Exercise material:
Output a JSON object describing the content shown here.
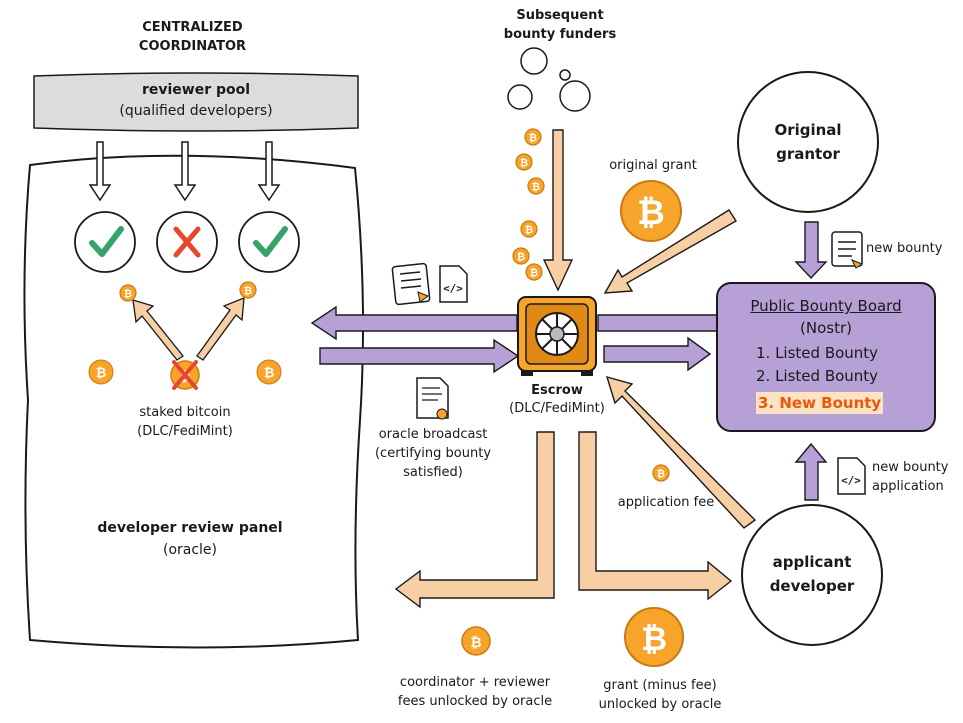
{
  "coordinator": {
    "title_line1": "CENTRALIZED",
    "title_line2": "COORDINATOR"
  },
  "reviewer_pool": {
    "title": "reviewer pool",
    "subtitle": "(qualified developers)"
  },
  "staked": {
    "line1": "staked bitcoin",
    "line2": "(DLC/FediMint)"
  },
  "panel": {
    "title": "developer review panel",
    "subtitle": "(oracle)"
  },
  "funders": {
    "line1": "Subsequent",
    "line2": "bounty funders"
  },
  "grant": {
    "label": "original grant"
  },
  "grantor": {
    "line1": "Original",
    "line2": "grantor"
  },
  "new_bounty": {
    "label": "new bounty"
  },
  "board": {
    "title": "Public Bounty Board",
    "subtitle": "(Nostr)",
    "items": [
      "1.  Listed Bounty",
      "2.  Listed Bounty",
      "3.  New Bounty"
    ]
  },
  "escrow": {
    "title": "Escrow",
    "subtitle": "(DLC/FediMint)"
  },
  "oracle_broadcast": {
    "line1": "oracle broadcast",
    "line2": "(certifying bounty",
    "line3": "satisfied)"
  },
  "application": {
    "line1": "new bounty",
    "line2": "application"
  },
  "fee": {
    "label": "application fee"
  },
  "applicant": {
    "line1": "applicant",
    "line2": "developer"
  },
  "coordinator_fees": {
    "line1": "coordinator + reviewer",
    "line2": "fees unlocked by oracle"
  },
  "grant_unlocked": {
    "line1": "grant (minus fee)",
    "line2": "unlocked by oracle"
  },
  "coin_symbol": "₿",
  "colors": {
    "purple": "#b7a0d6",
    "purple_dark": "#2b2438",
    "peach": "#f8cfa5",
    "orange": "#f7a42b",
    "orange_dark": "#d97a06",
    "gray_pool": "#dcdcdc",
    "check_green": "#36a36b",
    "cross_red": "#e8472c",
    "highlight": "#e8590c"
  }
}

What is expected: Repeat the material above verbatim, with no pictures in the output.

Output of the exercise:
Output a JSON object describing the content shown here.
{
  "coordinator": {
    "title_line1": "CENTRALIZED",
    "title_line2": "COORDINATOR"
  },
  "reviewer_pool": {
    "title": "reviewer pool",
    "subtitle": "(qualified developers)"
  },
  "staked": {
    "line1": "staked bitcoin",
    "line2": "(DLC/FediMint)"
  },
  "panel": {
    "title": "developer review panel",
    "subtitle": "(oracle)"
  },
  "funders": {
    "line1": "Subsequent",
    "line2": "bounty funders"
  },
  "grant": {
    "label": "original grant"
  },
  "grantor": {
    "line1": "Original",
    "line2": "grantor"
  },
  "new_bounty": {
    "label": "new bounty"
  },
  "board": {
    "title": "Public Bounty Board",
    "subtitle": "(Nostr)",
    "items": [
      "1.  Listed Bounty",
      "2.  Listed Bounty",
      "3.  New Bounty"
    ]
  },
  "escrow": {
    "title": "Escrow",
    "subtitle": "(DLC/FediMint)"
  },
  "oracle_broadcast": {
    "line1": "oracle broadcast",
    "line2": "(certifying bounty",
    "line3": "satisfied)"
  },
  "application": {
    "line1": "new bounty",
    "line2": "application"
  },
  "fee": {
    "label": "application fee"
  },
  "applicant": {
    "line1": "applicant",
    "line2": "developer"
  },
  "coordinator_fees": {
    "line1": "coordinator + reviewer",
    "line2": "fees unlocked by oracle"
  },
  "grant_unlocked": {
    "line1": "grant (minus fee)",
    "line2": "unlocked by oracle"
  },
  "coin_symbol": "₿",
  "colors": {
    "purple": "#b7a0d6",
    "purple_dark": "#2b2438",
    "peach": "#f8cfa5",
    "orange": "#f7a42b",
    "orange_dark": "#d97a06",
    "gray_pool": "#dcdcdc",
    "check_green": "#36a36b",
    "cross_red": "#e8472c",
    "highlight": "#e8590c"
  }
}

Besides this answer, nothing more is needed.